Rows:
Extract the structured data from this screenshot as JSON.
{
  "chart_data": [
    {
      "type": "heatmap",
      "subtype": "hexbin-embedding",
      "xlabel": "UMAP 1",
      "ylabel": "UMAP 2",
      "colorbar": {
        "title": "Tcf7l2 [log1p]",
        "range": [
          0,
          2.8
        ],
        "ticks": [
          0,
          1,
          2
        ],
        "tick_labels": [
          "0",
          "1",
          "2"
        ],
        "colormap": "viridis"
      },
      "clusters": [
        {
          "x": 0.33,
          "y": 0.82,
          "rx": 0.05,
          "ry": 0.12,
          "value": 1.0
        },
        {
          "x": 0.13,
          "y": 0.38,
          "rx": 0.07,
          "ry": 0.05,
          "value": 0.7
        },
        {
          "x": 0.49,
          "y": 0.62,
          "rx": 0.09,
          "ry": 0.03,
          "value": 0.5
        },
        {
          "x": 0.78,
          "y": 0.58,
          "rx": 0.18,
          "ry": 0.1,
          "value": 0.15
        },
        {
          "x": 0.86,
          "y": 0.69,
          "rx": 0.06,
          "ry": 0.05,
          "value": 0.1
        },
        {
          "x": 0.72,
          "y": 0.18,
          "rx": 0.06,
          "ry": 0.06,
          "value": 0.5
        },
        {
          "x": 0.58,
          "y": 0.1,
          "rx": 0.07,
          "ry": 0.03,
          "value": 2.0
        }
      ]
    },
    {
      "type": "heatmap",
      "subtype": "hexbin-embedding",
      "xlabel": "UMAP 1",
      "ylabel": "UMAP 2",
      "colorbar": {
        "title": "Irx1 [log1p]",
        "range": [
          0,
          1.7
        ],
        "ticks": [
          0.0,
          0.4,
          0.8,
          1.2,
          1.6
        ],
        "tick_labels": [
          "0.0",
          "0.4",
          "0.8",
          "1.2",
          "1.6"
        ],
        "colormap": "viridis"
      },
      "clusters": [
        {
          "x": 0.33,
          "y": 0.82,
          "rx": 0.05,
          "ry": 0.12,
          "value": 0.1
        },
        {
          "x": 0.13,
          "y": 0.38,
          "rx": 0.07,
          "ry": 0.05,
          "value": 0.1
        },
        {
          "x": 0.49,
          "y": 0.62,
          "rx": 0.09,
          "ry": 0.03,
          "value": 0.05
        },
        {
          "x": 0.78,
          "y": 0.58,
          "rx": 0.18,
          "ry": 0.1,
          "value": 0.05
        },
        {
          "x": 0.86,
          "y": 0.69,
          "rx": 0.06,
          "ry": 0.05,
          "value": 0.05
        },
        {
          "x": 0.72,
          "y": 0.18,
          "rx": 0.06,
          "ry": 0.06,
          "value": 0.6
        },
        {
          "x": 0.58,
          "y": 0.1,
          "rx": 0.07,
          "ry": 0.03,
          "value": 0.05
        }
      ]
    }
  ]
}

...

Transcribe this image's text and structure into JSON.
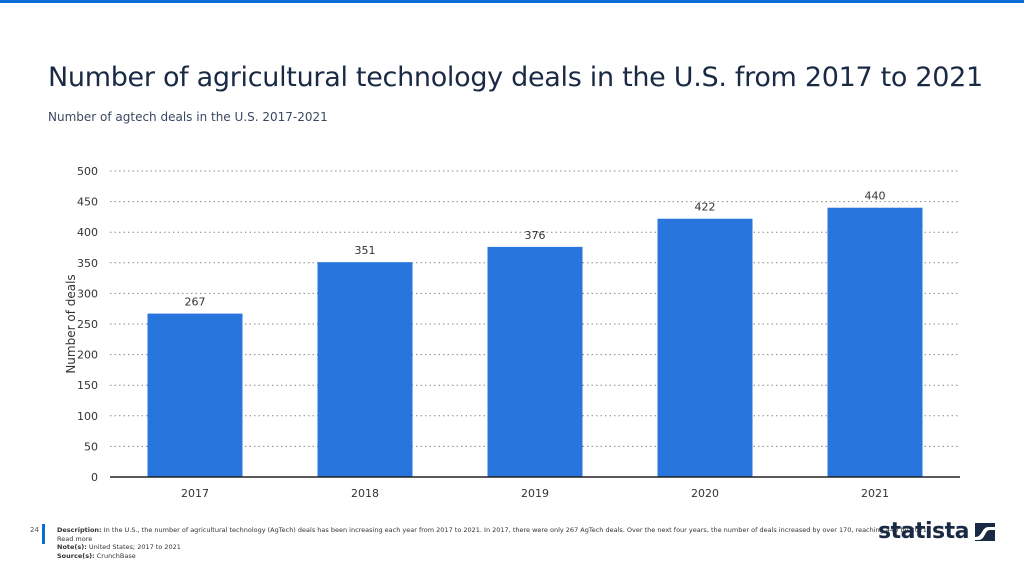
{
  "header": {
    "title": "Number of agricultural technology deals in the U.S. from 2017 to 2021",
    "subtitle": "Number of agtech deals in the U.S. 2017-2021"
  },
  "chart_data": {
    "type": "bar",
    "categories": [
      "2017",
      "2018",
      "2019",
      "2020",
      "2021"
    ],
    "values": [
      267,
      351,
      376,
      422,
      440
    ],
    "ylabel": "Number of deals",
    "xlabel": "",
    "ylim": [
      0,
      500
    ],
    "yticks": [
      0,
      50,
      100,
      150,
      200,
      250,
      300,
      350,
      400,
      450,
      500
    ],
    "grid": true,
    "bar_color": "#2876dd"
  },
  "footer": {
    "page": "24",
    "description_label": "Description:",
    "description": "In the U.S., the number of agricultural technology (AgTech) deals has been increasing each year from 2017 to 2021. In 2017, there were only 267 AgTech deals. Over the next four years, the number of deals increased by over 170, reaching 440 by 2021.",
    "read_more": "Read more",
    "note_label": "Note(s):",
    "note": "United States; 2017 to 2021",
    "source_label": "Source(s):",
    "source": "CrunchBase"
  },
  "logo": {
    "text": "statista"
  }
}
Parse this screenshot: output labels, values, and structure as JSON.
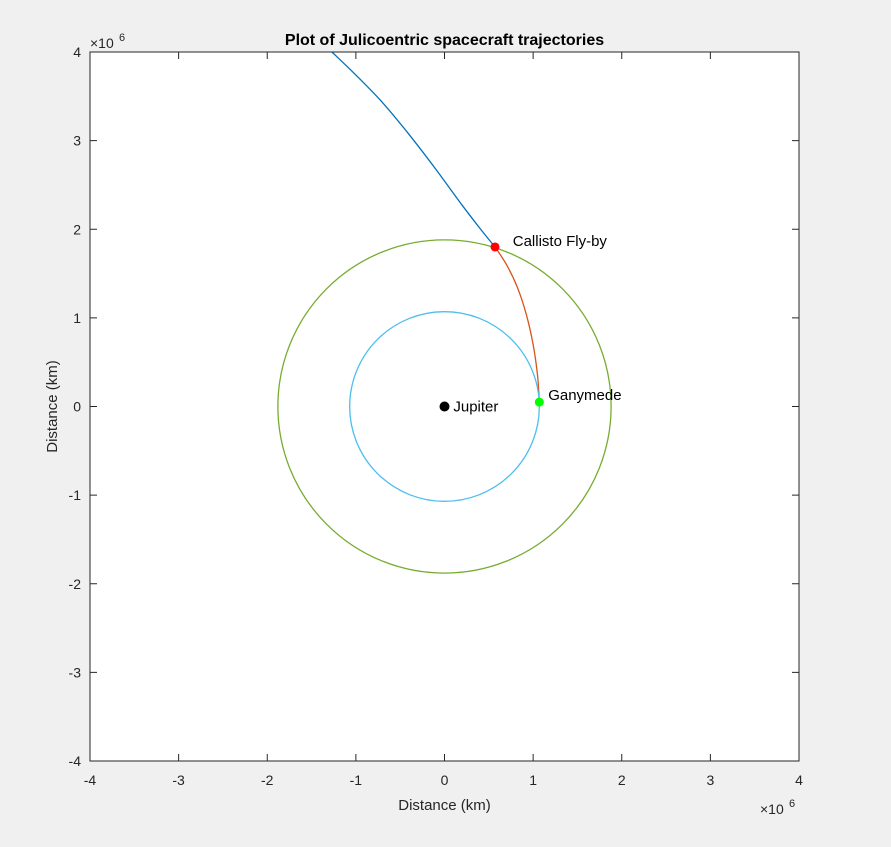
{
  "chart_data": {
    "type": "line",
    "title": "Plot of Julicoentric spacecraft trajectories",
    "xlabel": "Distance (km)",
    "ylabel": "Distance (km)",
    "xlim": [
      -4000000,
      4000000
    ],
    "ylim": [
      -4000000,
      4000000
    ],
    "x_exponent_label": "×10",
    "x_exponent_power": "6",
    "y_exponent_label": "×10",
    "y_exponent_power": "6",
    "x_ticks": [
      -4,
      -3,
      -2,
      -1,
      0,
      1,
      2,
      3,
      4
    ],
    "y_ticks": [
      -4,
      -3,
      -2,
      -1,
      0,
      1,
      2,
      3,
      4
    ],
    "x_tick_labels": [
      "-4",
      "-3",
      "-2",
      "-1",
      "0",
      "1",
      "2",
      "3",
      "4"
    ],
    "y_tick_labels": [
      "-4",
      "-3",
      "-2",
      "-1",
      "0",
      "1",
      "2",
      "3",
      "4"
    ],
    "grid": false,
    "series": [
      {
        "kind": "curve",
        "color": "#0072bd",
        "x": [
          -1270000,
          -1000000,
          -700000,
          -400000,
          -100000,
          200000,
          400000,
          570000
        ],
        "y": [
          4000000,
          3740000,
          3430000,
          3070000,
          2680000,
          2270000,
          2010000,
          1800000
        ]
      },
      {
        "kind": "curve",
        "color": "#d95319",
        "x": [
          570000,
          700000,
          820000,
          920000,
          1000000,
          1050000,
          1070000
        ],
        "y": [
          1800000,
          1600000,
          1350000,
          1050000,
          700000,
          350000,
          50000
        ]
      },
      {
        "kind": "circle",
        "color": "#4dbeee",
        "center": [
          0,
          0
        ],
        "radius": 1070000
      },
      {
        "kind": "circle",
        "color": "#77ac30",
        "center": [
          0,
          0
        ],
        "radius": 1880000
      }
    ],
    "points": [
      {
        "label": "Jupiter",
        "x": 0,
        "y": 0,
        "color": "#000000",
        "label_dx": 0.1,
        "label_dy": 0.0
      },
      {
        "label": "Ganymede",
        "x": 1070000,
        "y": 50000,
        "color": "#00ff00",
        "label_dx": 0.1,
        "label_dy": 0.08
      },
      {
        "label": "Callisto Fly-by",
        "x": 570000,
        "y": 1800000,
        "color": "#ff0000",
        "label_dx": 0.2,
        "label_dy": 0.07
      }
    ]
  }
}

==

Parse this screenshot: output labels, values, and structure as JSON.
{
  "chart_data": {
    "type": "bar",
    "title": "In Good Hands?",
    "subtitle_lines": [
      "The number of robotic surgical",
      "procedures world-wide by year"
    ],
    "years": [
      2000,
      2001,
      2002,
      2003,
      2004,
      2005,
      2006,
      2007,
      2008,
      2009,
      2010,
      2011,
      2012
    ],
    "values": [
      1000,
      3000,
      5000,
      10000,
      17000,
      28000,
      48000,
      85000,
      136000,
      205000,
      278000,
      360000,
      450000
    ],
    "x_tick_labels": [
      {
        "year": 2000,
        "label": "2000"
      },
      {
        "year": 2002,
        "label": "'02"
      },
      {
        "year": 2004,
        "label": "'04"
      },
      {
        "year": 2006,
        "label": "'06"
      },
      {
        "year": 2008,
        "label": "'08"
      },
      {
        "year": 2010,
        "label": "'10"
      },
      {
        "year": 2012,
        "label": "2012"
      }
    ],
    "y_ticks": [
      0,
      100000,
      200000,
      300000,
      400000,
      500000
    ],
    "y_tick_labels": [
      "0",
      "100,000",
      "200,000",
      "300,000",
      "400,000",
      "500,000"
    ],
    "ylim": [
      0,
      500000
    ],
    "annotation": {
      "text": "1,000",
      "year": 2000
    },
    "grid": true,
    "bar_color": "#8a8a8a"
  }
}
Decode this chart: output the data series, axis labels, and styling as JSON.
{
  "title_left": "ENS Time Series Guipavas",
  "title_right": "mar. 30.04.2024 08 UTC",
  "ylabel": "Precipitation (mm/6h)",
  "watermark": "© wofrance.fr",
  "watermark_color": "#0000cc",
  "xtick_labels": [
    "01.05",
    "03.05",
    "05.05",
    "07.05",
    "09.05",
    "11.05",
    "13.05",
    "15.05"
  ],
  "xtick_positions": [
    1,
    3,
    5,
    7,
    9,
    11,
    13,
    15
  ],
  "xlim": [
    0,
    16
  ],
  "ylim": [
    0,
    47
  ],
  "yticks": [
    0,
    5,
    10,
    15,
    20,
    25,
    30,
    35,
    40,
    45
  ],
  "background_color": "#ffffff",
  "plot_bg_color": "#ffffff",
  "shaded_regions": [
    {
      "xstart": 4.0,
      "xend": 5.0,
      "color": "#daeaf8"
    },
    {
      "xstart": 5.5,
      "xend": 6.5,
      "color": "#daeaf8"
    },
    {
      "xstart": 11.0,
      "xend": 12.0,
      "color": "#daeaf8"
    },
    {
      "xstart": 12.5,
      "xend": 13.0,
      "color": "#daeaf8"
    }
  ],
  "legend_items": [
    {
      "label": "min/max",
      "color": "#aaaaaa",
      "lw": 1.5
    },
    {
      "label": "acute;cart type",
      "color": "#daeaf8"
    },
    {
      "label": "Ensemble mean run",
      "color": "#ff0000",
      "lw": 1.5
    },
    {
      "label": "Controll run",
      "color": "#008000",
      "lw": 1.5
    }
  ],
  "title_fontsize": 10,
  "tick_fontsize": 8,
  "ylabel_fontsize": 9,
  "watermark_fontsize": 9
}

Exercise prompt: Filter the entries above down to the lines containing the word "text".

Task output:
Transcribe this image's text and structure into JSON.
    "text": "statista"
      "text": "1,000",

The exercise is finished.